- GOAL:
Here are some entries; quote each one exactly.

Dataset records
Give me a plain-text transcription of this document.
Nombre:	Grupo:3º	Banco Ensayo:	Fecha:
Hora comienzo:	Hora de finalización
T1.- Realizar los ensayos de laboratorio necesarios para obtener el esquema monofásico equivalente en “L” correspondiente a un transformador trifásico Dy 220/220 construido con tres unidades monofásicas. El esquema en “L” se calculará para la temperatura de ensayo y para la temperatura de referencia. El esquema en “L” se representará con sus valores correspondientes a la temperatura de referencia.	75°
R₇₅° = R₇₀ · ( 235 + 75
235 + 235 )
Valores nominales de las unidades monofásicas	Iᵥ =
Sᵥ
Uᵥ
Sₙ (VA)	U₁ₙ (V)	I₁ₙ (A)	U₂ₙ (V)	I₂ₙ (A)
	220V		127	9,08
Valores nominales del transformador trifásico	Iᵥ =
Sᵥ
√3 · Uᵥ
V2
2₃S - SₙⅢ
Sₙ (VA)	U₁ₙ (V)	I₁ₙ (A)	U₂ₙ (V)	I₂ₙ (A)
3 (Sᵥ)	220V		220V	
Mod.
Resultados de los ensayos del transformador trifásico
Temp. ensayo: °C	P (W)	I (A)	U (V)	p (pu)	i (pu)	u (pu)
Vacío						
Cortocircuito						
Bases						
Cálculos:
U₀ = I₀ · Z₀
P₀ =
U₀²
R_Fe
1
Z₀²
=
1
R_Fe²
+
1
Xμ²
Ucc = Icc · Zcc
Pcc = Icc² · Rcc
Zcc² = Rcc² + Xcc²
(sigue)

- EXERCISE RESPONSE:
Give me a plain-text transcription of this document.
Nombre:	Grupo:3º	Banco Ensayo:	Fecha:
Hora comienzo:	Hora de finalización
T1.- Realizar los ensayos de laboratorio necesarios para obtener el esquema monofásico equivalente en “L” correspondiente a un transformador trifásico Dy 220/220 construido con tres unidades monofásicas. El esquema en “L” se calculará para la temperatura de ensayo y para la temperatura de referencia. El esquema en “L” se representará con sus valores correspondientes a la temperatura de referencia.	75°
R₇₅° = R₇₀ · ( 235 + 75
235 + 235 )
Valores nominales de las unidades monofásicas	Iᵥ =
Sᵥ
Uᵥ
Sₙ (VA)	U₁ₙ (V)	I₁ₙ (A)	U₂ₙ (V)	I₂ₙ (A)
	220V		127	9,08
Valores nominales del transformador trifásico	Iᵥ =
Sᵥ
√3 · Uᵥ
V2
2₃S - SₙⅢ
Sₙ (VA)	U₁ₙ (V)	I₁ₙ (A)	U₂ₙ (V)	I₂ₙ (A)
3 (Sᵥ)	220V		220V	
Mod.
Resultados de los ensayos del transformador trifásico
Temp. ensayo: °C	P (W)	I (A)	U (V)	p (pu)	i (pu)	u (pu)
Vacío						
Cortocircuito						
Bases						
Cálculos:
U₀ = I₀ · Z₀
P₀ =
U₀²
R_Fe
1
Z₀²
=
1
R_Fe²
+
1
Xμ²
Ucc = Icc · Zcc
Pcc = Icc² · Rcc
Zcc² = Rcc² + Xcc²
(sigue)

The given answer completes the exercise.